→ **Exercise directions**
Please reproduce, character for character, the entries from the line containing "y-tick-label: −1.2 xyxy=(63,396,95,411)" through the line containing "past-analysis-marker xyxy=(421,105,433,118)", including both of those lines.

--- BEGIN Data ---

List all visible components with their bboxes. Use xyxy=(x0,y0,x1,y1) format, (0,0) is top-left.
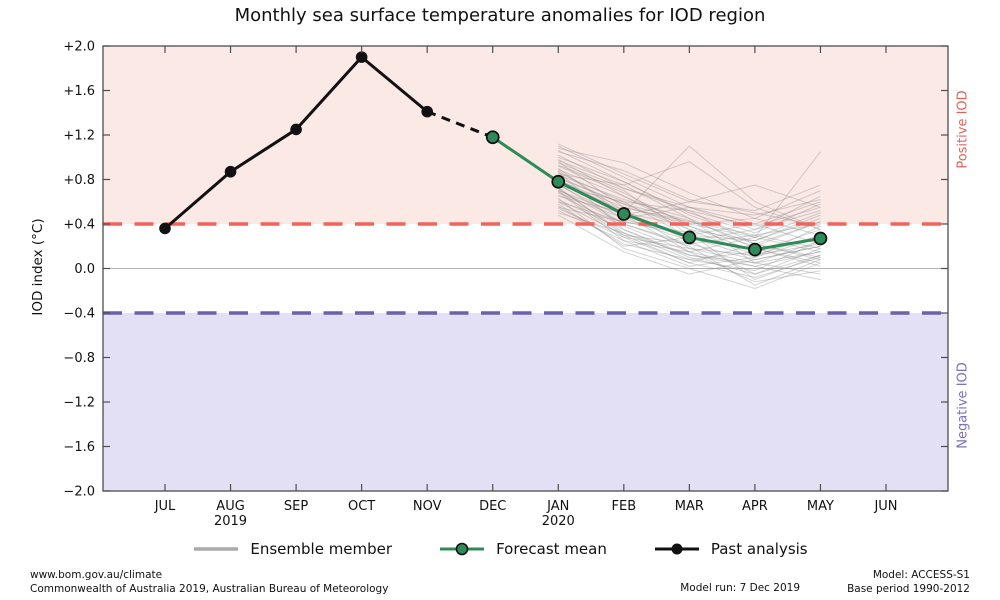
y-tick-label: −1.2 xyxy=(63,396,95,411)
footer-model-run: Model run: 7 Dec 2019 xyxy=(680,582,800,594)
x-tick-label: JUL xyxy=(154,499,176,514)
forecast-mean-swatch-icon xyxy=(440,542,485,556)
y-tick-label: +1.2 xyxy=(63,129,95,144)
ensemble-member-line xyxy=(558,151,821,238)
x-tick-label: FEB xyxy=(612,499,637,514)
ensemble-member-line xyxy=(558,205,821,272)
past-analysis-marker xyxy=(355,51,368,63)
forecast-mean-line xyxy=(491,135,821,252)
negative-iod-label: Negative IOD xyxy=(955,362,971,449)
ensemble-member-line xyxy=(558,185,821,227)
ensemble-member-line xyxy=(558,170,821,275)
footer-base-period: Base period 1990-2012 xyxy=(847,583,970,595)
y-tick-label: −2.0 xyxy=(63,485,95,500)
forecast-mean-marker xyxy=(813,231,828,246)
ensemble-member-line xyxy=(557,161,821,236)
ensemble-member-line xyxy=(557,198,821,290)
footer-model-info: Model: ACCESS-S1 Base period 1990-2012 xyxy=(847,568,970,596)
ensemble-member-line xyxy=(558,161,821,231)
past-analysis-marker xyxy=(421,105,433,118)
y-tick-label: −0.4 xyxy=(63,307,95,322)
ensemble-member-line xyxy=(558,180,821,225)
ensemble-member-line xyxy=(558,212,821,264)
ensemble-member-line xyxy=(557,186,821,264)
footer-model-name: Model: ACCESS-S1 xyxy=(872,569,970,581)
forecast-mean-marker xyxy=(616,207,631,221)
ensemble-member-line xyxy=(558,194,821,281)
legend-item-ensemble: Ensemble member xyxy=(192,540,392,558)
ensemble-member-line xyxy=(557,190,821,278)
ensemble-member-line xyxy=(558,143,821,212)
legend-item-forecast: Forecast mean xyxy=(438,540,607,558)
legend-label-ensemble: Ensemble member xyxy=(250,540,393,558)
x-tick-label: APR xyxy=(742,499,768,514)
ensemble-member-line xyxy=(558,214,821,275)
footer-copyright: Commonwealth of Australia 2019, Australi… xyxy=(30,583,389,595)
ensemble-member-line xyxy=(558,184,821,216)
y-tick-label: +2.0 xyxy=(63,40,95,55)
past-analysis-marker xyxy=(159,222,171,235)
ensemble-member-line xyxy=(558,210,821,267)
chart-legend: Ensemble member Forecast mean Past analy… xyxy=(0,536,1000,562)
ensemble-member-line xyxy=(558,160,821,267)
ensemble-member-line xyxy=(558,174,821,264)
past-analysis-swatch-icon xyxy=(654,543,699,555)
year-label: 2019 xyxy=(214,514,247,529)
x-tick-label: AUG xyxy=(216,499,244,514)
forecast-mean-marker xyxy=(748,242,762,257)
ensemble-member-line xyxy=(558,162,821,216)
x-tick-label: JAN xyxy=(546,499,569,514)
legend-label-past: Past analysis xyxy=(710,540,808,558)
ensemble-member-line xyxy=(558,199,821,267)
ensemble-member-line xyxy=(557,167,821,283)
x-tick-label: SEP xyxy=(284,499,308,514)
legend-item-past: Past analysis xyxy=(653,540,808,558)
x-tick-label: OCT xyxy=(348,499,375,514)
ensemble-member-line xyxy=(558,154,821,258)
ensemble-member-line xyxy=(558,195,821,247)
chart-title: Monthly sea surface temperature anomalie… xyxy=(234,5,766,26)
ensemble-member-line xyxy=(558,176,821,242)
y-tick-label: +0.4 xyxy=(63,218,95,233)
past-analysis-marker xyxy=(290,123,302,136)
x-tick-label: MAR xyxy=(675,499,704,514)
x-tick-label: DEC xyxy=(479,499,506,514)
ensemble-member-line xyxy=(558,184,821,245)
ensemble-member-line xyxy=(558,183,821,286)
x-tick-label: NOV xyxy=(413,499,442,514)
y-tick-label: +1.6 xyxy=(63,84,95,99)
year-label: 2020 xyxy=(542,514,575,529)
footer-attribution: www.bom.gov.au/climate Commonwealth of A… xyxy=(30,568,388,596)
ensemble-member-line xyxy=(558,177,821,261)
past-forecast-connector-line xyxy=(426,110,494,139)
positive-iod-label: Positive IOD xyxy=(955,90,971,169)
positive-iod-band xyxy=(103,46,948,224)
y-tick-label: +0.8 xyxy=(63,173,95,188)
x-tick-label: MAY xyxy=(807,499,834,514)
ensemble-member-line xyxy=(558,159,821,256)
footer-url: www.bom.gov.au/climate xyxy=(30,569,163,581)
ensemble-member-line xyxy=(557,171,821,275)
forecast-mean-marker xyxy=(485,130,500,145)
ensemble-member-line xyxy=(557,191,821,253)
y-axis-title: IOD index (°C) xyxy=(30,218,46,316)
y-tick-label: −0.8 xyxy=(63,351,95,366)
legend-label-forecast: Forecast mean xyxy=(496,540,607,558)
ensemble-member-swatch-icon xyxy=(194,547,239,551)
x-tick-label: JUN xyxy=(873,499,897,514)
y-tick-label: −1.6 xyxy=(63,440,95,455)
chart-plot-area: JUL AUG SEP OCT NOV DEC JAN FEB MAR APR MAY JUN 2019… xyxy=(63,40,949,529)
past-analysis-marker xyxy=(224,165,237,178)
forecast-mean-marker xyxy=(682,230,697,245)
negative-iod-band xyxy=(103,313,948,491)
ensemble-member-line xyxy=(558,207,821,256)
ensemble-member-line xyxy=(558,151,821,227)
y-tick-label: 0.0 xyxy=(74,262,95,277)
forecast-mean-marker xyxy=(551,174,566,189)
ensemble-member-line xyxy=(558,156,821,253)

--- END Data ---
--- BEGIN Data ---

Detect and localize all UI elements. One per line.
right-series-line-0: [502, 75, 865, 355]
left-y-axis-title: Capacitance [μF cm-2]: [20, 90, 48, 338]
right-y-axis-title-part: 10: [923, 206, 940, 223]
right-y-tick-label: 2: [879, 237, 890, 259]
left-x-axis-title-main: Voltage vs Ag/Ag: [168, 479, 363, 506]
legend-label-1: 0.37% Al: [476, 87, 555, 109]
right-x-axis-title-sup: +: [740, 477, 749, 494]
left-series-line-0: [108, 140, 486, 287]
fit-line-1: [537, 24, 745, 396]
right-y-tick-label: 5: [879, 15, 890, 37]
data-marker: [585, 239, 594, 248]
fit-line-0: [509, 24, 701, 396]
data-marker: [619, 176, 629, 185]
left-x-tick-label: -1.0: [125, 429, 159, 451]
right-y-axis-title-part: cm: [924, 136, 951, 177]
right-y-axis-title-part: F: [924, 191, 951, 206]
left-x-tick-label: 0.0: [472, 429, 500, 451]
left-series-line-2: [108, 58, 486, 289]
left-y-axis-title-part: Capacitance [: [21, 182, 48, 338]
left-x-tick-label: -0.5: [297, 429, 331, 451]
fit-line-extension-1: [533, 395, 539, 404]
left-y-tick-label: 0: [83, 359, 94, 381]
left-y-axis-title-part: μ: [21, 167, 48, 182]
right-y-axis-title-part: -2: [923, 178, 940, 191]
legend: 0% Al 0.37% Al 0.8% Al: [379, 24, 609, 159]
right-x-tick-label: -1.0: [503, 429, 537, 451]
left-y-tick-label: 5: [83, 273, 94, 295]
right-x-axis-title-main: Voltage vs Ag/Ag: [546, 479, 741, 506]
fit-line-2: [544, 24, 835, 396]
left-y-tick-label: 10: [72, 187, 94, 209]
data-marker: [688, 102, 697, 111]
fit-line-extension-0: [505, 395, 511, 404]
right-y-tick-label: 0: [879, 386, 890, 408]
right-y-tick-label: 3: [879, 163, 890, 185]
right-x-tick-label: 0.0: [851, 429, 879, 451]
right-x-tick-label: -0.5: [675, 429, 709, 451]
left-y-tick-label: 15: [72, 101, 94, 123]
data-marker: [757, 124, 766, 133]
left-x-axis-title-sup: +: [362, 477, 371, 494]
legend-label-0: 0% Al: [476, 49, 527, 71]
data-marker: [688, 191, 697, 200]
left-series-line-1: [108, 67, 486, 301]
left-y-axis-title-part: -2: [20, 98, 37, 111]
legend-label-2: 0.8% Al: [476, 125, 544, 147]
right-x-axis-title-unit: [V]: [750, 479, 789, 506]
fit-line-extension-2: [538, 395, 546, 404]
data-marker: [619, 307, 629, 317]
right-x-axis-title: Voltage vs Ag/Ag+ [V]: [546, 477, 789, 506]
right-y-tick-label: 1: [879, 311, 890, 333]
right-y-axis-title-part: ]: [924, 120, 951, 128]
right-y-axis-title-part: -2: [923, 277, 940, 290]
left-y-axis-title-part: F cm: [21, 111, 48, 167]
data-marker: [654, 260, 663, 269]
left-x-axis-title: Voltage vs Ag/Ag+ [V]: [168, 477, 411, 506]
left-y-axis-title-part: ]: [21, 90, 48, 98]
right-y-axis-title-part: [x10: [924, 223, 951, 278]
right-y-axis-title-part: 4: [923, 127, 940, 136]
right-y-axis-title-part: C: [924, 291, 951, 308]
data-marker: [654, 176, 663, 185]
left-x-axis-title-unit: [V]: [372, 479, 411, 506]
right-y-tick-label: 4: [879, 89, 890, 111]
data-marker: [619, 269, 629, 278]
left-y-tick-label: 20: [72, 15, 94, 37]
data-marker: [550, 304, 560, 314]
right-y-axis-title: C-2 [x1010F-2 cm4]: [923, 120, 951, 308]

--- END Data ---

→ **Written reply**
y-tick-label: −1.2 xyxy=(63,396,95,411)
footer-model-run: Model run: 7 Dec 2019 xyxy=(680,582,800,594)
x-tick-label: JUL xyxy=(154,499,176,514)
forecast-mean-swatch-icon xyxy=(440,542,485,556)
y-tick-label: +1.2 xyxy=(63,129,95,144)
ensemble-member-line xyxy=(558,151,821,238)
x-tick-label: FEB xyxy=(612,499,637,514)
ensemble-member-line xyxy=(558,205,821,272)
past-analysis-marker xyxy=(355,51,368,63)
forecast-mean-line xyxy=(491,135,821,252)
negative-iod-label: Negative IOD xyxy=(955,362,971,449)
ensemble-member-line xyxy=(558,185,821,227)
ensemble-member-line xyxy=(558,170,821,275)
footer-base-period: Base period 1990-2012 xyxy=(847,583,970,595)
y-tick-label: −2.0 xyxy=(63,485,95,500)
forecast-mean-marker xyxy=(813,231,828,246)
ensemble-member-line xyxy=(557,161,821,236)
ensemble-member-line xyxy=(557,198,821,290)
footer-model-info: Model: ACCESS-S1 Base period 1990-2012 xyxy=(847,568,970,596)
ensemble-member-line xyxy=(558,161,821,231)
past-analysis-marker xyxy=(421,105,433,118)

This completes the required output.